=== Exercise data ===

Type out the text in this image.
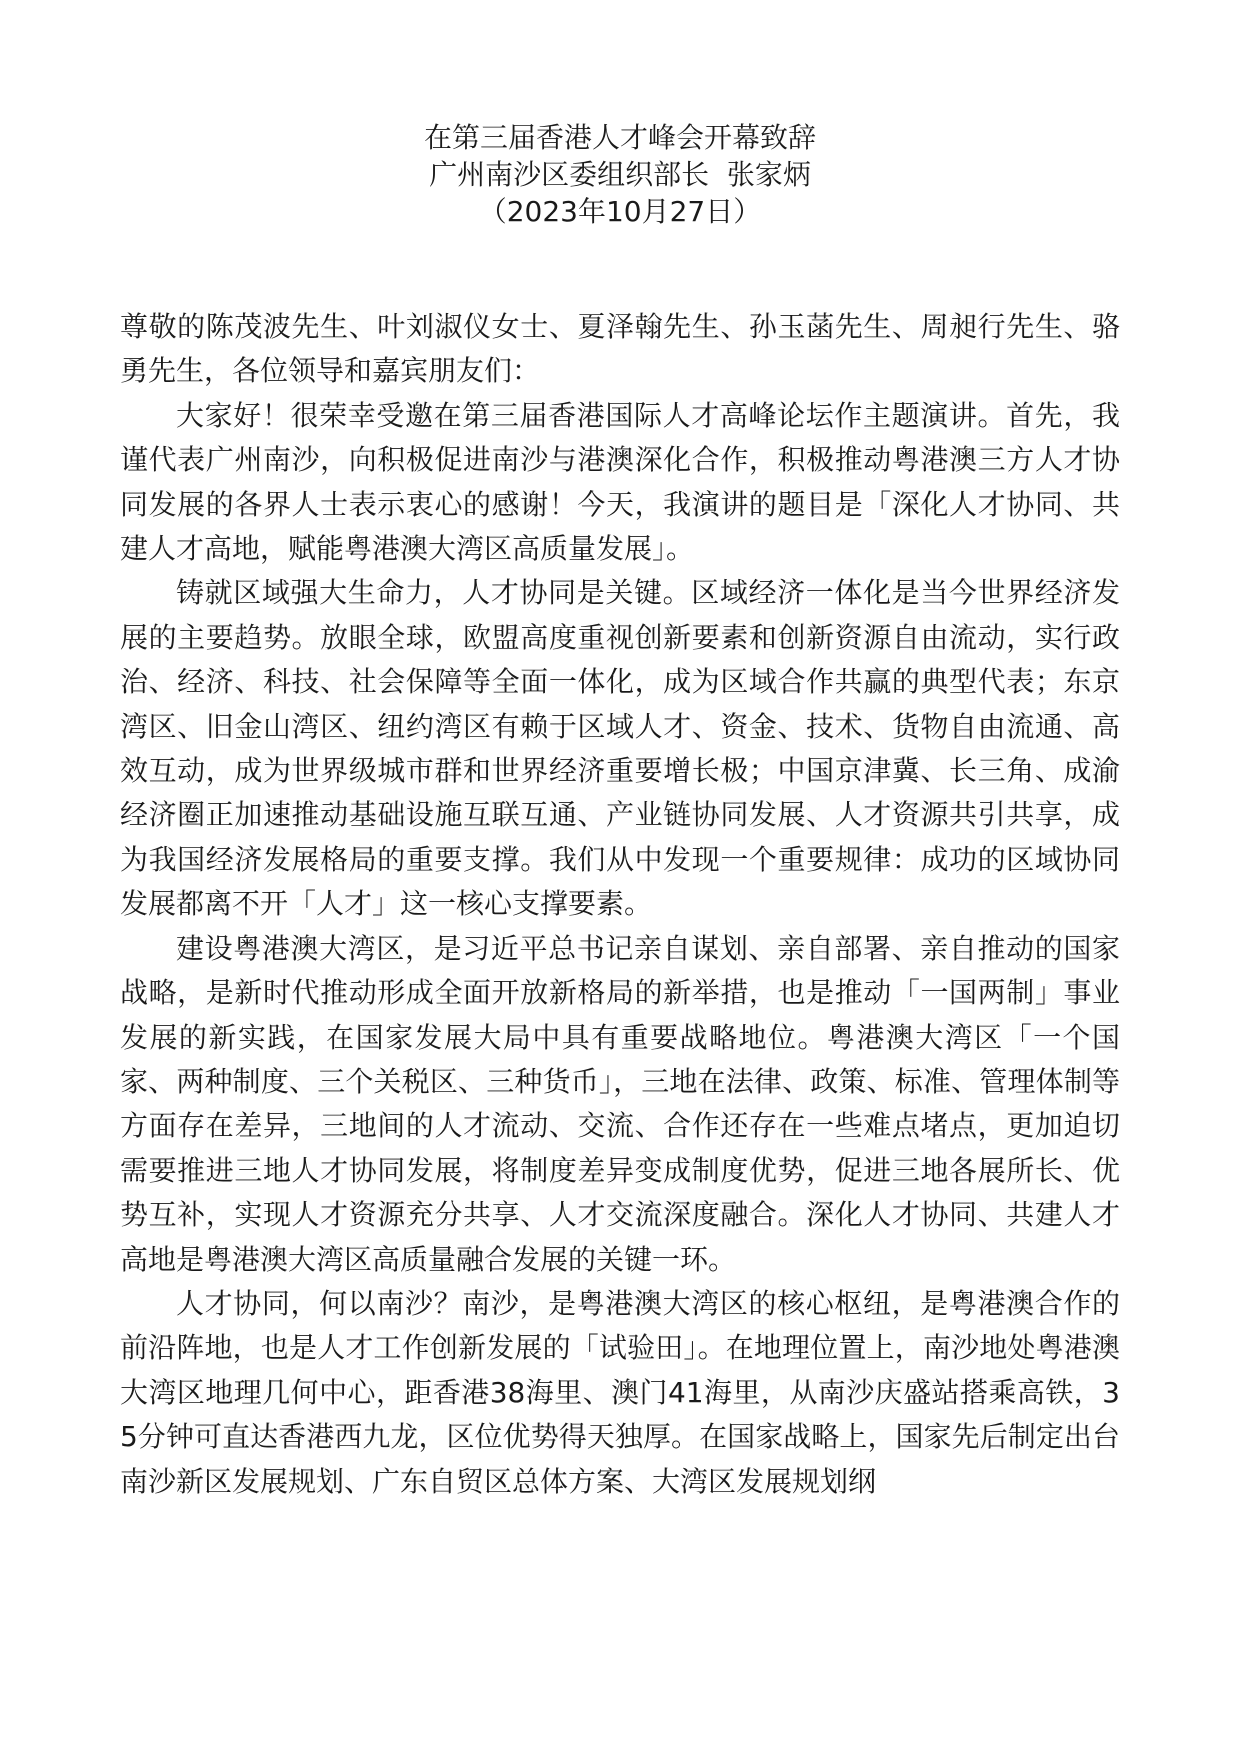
在第三届香港人才峰会开幕致辞
广州南沙区委组织部长  张家炳
（2023年10月27日）

尊敬的陈茂波先生、叶刘淑仪女士、夏泽翰先生、孙玉菡先生、周昶行先生、骆勇先生，各位领导和嘉宾朋友们：

大家好！很荣幸受邀在第三届香港国际人才高峰论坛作主题演讲。首先，我谨代表广州南沙，向积极促进南沙与港澳深化合作，积极推动粤港澳三方人才协同发展的各界人士表示衷心的感谢！今天，我演讲的题目是「深化人才协同、共建人才高地，赋能粤港澳大湾区高质量发展」。

铸就区域强大生命力，人才协同是关键。区域经济一体化是当今世界经济发展的主要趋势。放眼全球，欧盟高度重视创新要素和创新资源自由流动，实行政治、经济、科技、社会保障等全面一体化，成为区域合作共赢的典型代表；东京湾区、旧金山湾区、纽约湾区有赖于区域人才、资金、技术、货物自由流通、高效互动，成为世界级城市群和世界经济重要增长极；中国京津冀、长三角、成渝经济圈正加速推动基础设施互联互通、产业链协同发展、人才资源共引共享，成为我国经济发展格局的重要支撑。我们从中发现一个重要规律：成功的区域协同发展都离不开「人才」这一核心支撑要素。

建设粤港澳大湾区，是习近平总书记亲自谋划、亲自部署、亲自推动的国家战略，是新时代推动形成全面开放新格局的新举措，也是推动「一国两制」事业发展的新实践，在国家发展大局中具有重要战略地位。粤港澳大湾区「一个国家、两种制度、三个关税区、三种货币」，三地在法律、政策、标准、管理体制等方面存在差异，三地间的人才流动、交流、合作还存在一些难点堵点，更加迫切需要推进三地人才协同发展，将制度差异变成制度优势，促进三地各展所长、优势互补，实现人才资源充分共享、人才交流深度融合。深化人才协同、共建人才高地是粤港澳大湾区高质量融合发展的关键一环。

人才协同，何以南沙？南沙，是粤港澳大湾区的核心枢纽，是粤港澳合作的前沿阵地，也是人才工作创新发展的「试验田」。在地理位置上，南沙地处粤港澳大湾区地理几何中心，距香港38海里、澳门41海里，从南沙庆盛站搭乘高铁，35分钟可直达香港西九龙，区位优势得天独厚。在国家战略上，国家先后制定出台南沙新区发展规划、广东自贸区总体方案、大湾区发展规划纲
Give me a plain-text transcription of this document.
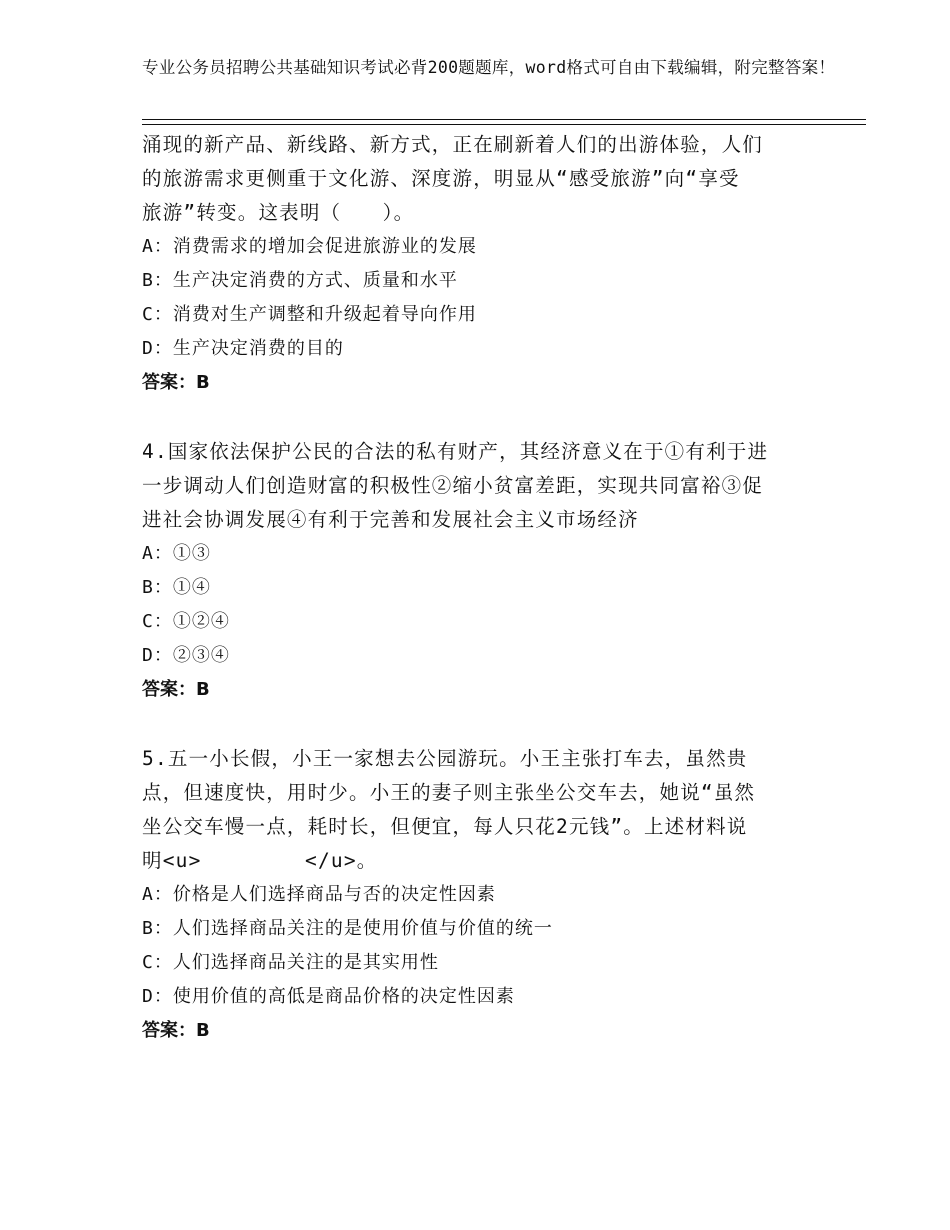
专业公务员招聘公共基础知识考试必背200题题库，word格式可自由下载编辑，附完整答案！

涌现的新产品、新线路、新方式，正在刷新着人们的出游体验，人们

的旅游需求更侧重于文化游、深度游，明显从“感受旅游”向“享受

旅游”转变。这表明（　　）。

A：消费需求的增加会促进旅游业的发展

B：生产决定消费的方式、质量和水平

C：消费对生产调整和升级起着导向作用

D：生产决定消费的目的

答案：B

4.国家依法保护公民的合法的私有财产，其经济意义在于①有利于进

一步调动人们创造财富的积极性②缩小贫富差距，实现共同富裕③促

进社会协调发展④有利于完善和发展社会主义市场经济

A：①③

B：①④

C：①②④

D：②③④

答案：B

5.五一小长假，小王一家想去公园游玩。小王主张打车去，虽然贵

点，但速度快，用时少。小王的妻子则主张坐公交车去，她说“虽然

坐公交车慢一点，耗时长，但便宜，每人只花2元钱”。上述材料说

明<u>　　　　　</u>。

A：价格是人们选择商品与否的决定性因素

B：人们选择商品关注的是使用价值与价值的统一

C：人们选择商品关注的是其实用性

D：使用价值的高低是商品价格的决定性因素

答案：B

===

:: Required task ::
Show every line of the listing in which the string "深化人才协同" can be found.

:: Response ::
大家好！很荣幸受邀在第三届香港国际人才高峰论坛作主题演讲。首先，我谨代表广州南沙，向积极促进南沙与港澳深化合作，积极推动粤港澳三方人才协同发展的各界人士表示衷心的感谢！今天，我演讲的题目是「深化人才协同、共建人才高地，赋能粤港澳大湾区高质量发展」。
建设粤港澳大湾区，是习近平总书记亲自谋划、亲自部署、亲自推动的国家战略，是新时代推动形成全面开放新格局的新举措，也是推动「一国两制」事业发展的新实践，在国家发展大局中具有重要战略地位。粤港澳大湾区「一个国家、两种制度、三个关税区、三种货币」，三地在法律、政策、标准、管理体制等方面存在差异，三地间的人才流动、交流、合作还存在一些难点堵点，更加迫切需要推进三地人才协同发展，将制度差异变成制度优势，促进三地各展所长、优势互补，实现人才资源充分共享、人才交流深度融合。深化人才协同、共建人才高地是粤港澳大湾区高质量融合发展的关键一环。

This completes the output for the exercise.